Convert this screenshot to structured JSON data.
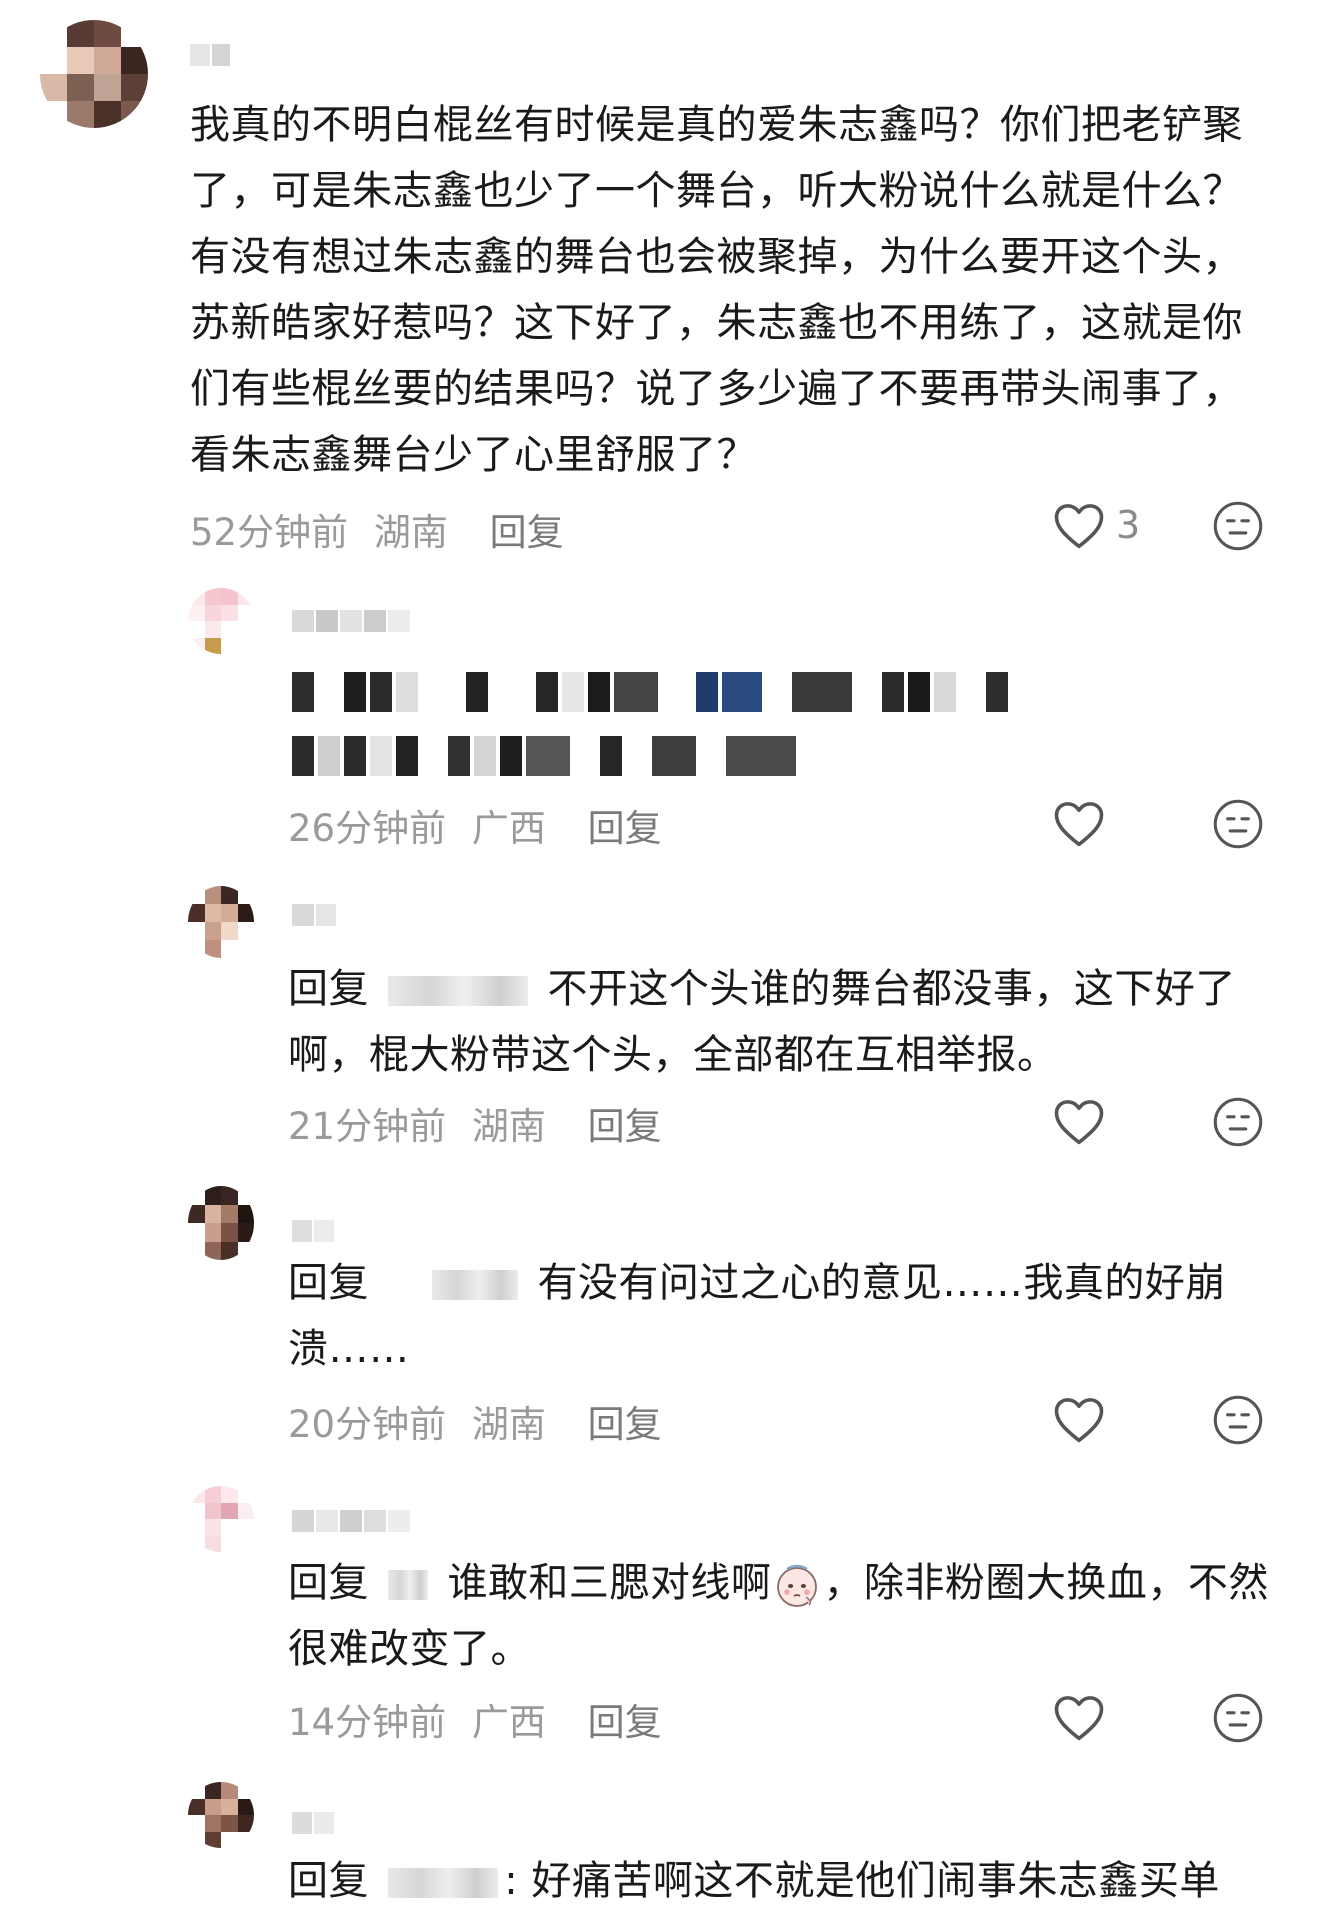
{
  "comments": [
    {
      "text": "我真的不明白棍丝有时候是真的爱朱志鑫吗？你们把老铲聚了，可是朱志鑫也少了一个舞台，听大粉说什么就是什么？有没有想过朱志鑫的舞台也会被聚掉，为什么要开这个头，苏新皓家好惹吗？这下好了，朱志鑫也不用练了，这就是你们有些棍丝要的结果吗？说了多少遍了不要再带头闹事了，看朱志鑫舞台少了心里舒服了？",
      "time": "52分钟前",
      "region": "湖南",
      "reply": "回复",
      "likes": "3"
    },
    {
      "time": "26分钟前",
      "region": "广西",
      "reply": "回复",
      "likes": ""
    },
    {
      "prefix": "回复",
      "text": "不开这个头谁的舞台都没事，这下好了啊，棍大粉带这个头，全部都在互相举报。",
      "time": "21分钟前",
      "region": "湖南",
      "reply": "回复",
      "likes": ""
    },
    {
      "prefix": "回复",
      "text": "有没有问过之心的意见……我真的好崩溃……",
      "time": "20分钟前",
      "region": "湖南",
      "reply": "回复",
      "likes": ""
    },
    {
      "prefix": "回复",
      "text_a": "谁敢和三腮对线啊",
      "text_b": "，除非粉圈大换血，不然很难改变了。",
      "time": "14分钟前",
      "region": "广西",
      "reply": "回复",
      "likes": ""
    },
    {
      "prefix": "回复",
      "text": ": 好痛苦啊这不就是他们闹事朱志鑫买单"
    }
  ],
  "icons": {
    "like": "heart-outline-icon",
    "dislike": "neutral-face-icon",
    "emoji": "crying-face-emoji-icon"
  },
  "colors": {
    "meta": "#9a9a9a",
    "text": "#1a1a1a",
    "icon": "#555555"
  }
}
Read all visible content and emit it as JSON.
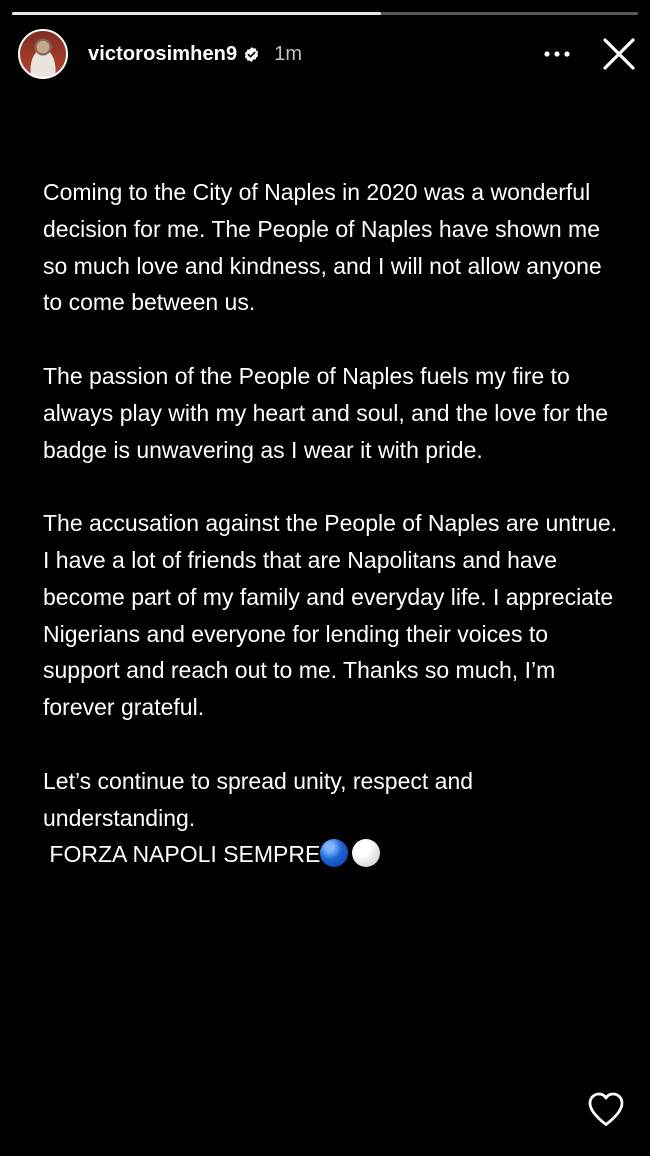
{
  "story": {
    "progress": 0.59,
    "username": "victorosimhen9",
    "verified": true,
    "time_ago": "1m",
    "more_icon": "more-horizontal-icon",
    "close_icon": "close-icon",
    "like_icon": "heart-icon",
    "paragraphs": [
      "Coming to the City of Naples in 2020 was a wonderful decision for me. The People of Naples have shown me so much love and kindness, and I will not allow anyone to come between us.",
      "The passion of the People of Naples fuels my fire to always play with my heart and soul, and the love for the badge is unwavering as I wear it with pride.",
      "The accusation against the People of Naples are untrue. I have a lot of friends that are Napolitans and have become part of my family and everyday life. I appreciate Nigerians and everyone for lending their voices to support and reach out to me. Thanks so much, I’m forever grateful."
    ],
    "closing_line_1": "Let’s continue to spread unity, respect and understanding.",
    "closing_line_2": " FORZA NAPOLI SEMPRE",
    "emoji": [
      "blue-circle",
      "white-circle"
    ]
  },
  "colors": {
    "background": "#000000",
    "text": "#ffffff",
    "verified_badge": "#ffffff"
  }
}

□ □ □

Problem description: Reproduce exactly, and only, the lines from the one containing "Read all visible content and emit it as JSON." through the last line of the records above, both included, leaving out any pictures.

Solution to this problem:
Read all visible content and emit it as JSON.
{
  "story": {
    "progress": 0.59,
    "username": "victorosimhen9",
    "verified": true,
    "time_ago": "1m",
    "more_icon": "more-horizontal-icon",
    "close_icon": "close-icon",
    "like_icon": "heart-icon",
    "paragraphs": [
      "Coming to the City of Naples in 2020 was a wonderful decision for me. The People of Naples have shown me so much love and kindness, and I will not allow anyone to come between us.",
      "The passion of the People of Naples fuels my fire to always play with my heart and soul, and the love for the badge is unwavering as I wear it with pride.",
      "The accusation against the People of Naples are untrue. I have a lot of friends that are Napolitans and have become part of my family and everyday life. I appreciate Nigerians and everyone for lending their voices to support and reach out to me. Thanks so much, I’m forever grateful."
    ],
    "closing_line_1": "Let’s continue to spread unity, respect and understanding.",
    "closing_line_2": " FORZA NAPOLI SEMPRE",
    "emoji": [
      "blue-circle",
      "white-circle"
    ]
  },
  "colors": {
    "background": "#000000",
    "text": "#ffffff",
    "verified_badge": "#ffffff"
  }
}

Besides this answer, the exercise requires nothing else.